### Set problem
Please restate the following records word for word.

(Rows from a dataset)
——
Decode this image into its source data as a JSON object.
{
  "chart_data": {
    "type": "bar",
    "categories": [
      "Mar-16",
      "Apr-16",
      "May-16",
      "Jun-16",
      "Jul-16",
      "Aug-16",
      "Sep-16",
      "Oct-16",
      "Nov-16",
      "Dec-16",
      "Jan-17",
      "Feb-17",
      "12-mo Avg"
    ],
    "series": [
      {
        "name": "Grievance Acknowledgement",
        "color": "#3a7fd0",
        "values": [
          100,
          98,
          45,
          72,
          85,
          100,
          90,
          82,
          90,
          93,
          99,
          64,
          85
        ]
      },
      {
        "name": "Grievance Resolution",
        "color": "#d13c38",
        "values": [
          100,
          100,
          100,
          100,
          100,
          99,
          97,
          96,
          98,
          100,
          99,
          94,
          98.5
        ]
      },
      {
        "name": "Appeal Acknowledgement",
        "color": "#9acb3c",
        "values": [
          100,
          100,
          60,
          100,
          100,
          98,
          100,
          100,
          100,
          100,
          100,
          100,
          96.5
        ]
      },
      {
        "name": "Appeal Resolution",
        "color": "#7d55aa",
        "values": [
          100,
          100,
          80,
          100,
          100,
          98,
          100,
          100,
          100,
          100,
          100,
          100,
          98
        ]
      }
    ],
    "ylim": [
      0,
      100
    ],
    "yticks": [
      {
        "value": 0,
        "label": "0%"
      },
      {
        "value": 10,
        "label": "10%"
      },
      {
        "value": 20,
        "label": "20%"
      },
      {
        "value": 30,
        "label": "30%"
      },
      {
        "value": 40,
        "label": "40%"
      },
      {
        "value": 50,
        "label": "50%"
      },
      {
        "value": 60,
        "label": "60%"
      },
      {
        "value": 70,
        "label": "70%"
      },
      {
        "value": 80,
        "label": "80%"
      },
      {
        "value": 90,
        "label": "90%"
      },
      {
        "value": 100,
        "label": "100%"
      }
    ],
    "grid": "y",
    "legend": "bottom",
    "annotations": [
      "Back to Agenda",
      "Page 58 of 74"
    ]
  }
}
——
### Answer to the problem
Decode this image into its source data as a JSON object.
{
  "chart_data": {
    "type": "bar",
    "categories": [
      "Mar-16",
      "Apr-16",
      "May-16",
      "Jun-16",
      "Jul-16",
      "Aug-16",
      "Sep-16",
      "Oct-16",
      "Nov-16",
      "Dec-16",
      "Jan-17",
      "Feb-17",
      "12-mo Avg"
    ],
    "series": [
      {
        "name": "Grievance Acknowledgement",
        "color": "#3a7fd0",
        "values": [
          100,
          98,
          45,
          72,
          85,
          100,
          90,
          82,
          90,
          93,
          99,
          64,
          85
        ]
      },
      {
        "name": "Grievance Resolution",
        "color": "#d13c38",
        "values": [
          100,
          100,
          100,
          100,
          100,
          99,
          97,
          96,
          98,
          100,
          99,
          94,
          98.5
        ]
      },
      {
        "name": "Appeal Acknowledgement",
        "color": "#9acb3c",
        "values": [
          100,
          100,
          60,
          100,
          100,
          98,
          100,
          100,
          100,
          100,
          100,
          100,
          96.5
        ]
      },
      {
        "name": "Appeal Resolution",
        "color": "#7d55aa",
        "values": [
          100,
          100,
          80,
          100,
          100,
          98,
          100,
          100,
          100,
          100,
          100,
          100,
          98
        ]
      }
    ],
    "ylim": [
      0,
      100
    ],
    "yticks": [
      {
        "value": 0,
        "label": "0%"
      },
      {
        "value": 10,
        "label": "10%"
      },
      {
        "value": 20,
        "label": "20%"
      },
      {
        "value": 30,
        "label": "30%"
      },
      {
        "value": 40,
        "label": "40%"
      },
      {
        "value": 50,
        "label": "50%"
      },
      {
        "value": 60,
        "label": "60%"
      },
      {
        "value": 70,
        "label": "70%"
      },
      {
        "value": 80,
        "label": "80%"
      },
      {
        "value": 90,
        "label": "90%"
      },
      {
        "value": 100,
        "label": "100%"
      }
    ],
    "grid": "y",
    "legend": "bottom",
    "annotations": [
      "Back to Agenda",
      "Page 58 of 74"
    ]
  }
}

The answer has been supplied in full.